(Records contained in a dataset)
= = = = = = =

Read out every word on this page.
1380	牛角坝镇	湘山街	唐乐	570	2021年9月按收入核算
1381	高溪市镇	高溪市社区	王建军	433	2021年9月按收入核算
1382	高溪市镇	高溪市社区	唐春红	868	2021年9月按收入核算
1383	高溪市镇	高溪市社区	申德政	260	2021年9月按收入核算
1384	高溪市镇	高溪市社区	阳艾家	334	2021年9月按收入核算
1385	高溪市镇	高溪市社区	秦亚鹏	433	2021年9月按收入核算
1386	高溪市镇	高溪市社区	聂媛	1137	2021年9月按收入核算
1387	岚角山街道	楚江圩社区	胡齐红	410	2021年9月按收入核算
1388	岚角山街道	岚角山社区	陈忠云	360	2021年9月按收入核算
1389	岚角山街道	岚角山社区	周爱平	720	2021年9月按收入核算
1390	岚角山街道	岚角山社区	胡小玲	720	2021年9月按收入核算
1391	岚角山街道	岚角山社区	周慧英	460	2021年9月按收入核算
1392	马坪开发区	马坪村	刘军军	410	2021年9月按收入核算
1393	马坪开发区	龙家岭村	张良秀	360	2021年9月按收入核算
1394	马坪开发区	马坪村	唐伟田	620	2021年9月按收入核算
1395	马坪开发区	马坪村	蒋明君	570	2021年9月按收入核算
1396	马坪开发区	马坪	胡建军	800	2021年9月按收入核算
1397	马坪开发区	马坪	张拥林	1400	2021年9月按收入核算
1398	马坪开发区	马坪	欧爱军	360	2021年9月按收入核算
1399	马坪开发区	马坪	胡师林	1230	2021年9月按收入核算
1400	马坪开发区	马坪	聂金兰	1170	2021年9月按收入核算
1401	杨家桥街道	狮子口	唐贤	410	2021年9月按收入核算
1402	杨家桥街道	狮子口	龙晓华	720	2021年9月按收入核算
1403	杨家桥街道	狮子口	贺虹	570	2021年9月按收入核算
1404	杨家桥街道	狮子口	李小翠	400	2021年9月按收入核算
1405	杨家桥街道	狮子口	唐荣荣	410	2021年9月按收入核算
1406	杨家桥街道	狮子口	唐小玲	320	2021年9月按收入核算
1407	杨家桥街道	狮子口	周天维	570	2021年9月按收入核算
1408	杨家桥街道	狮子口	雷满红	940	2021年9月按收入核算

= = = = = = =

Your goal
From the entries above, copy every line that holds the word "岚角山社区".

The reply
1388	岚角山街道	岚角山社区	陈忠云	360	2021年9月按收入核算
1389	岚角山街道	岚角山社区	周爱平	720	2021年9月按收入核算
1390	岚角山街道	岚角山社区	胡小玲	720	2021年9月按收入核算
1391	岚角山街道	岚角山社区	周慧英	460	2021年9月按收入核算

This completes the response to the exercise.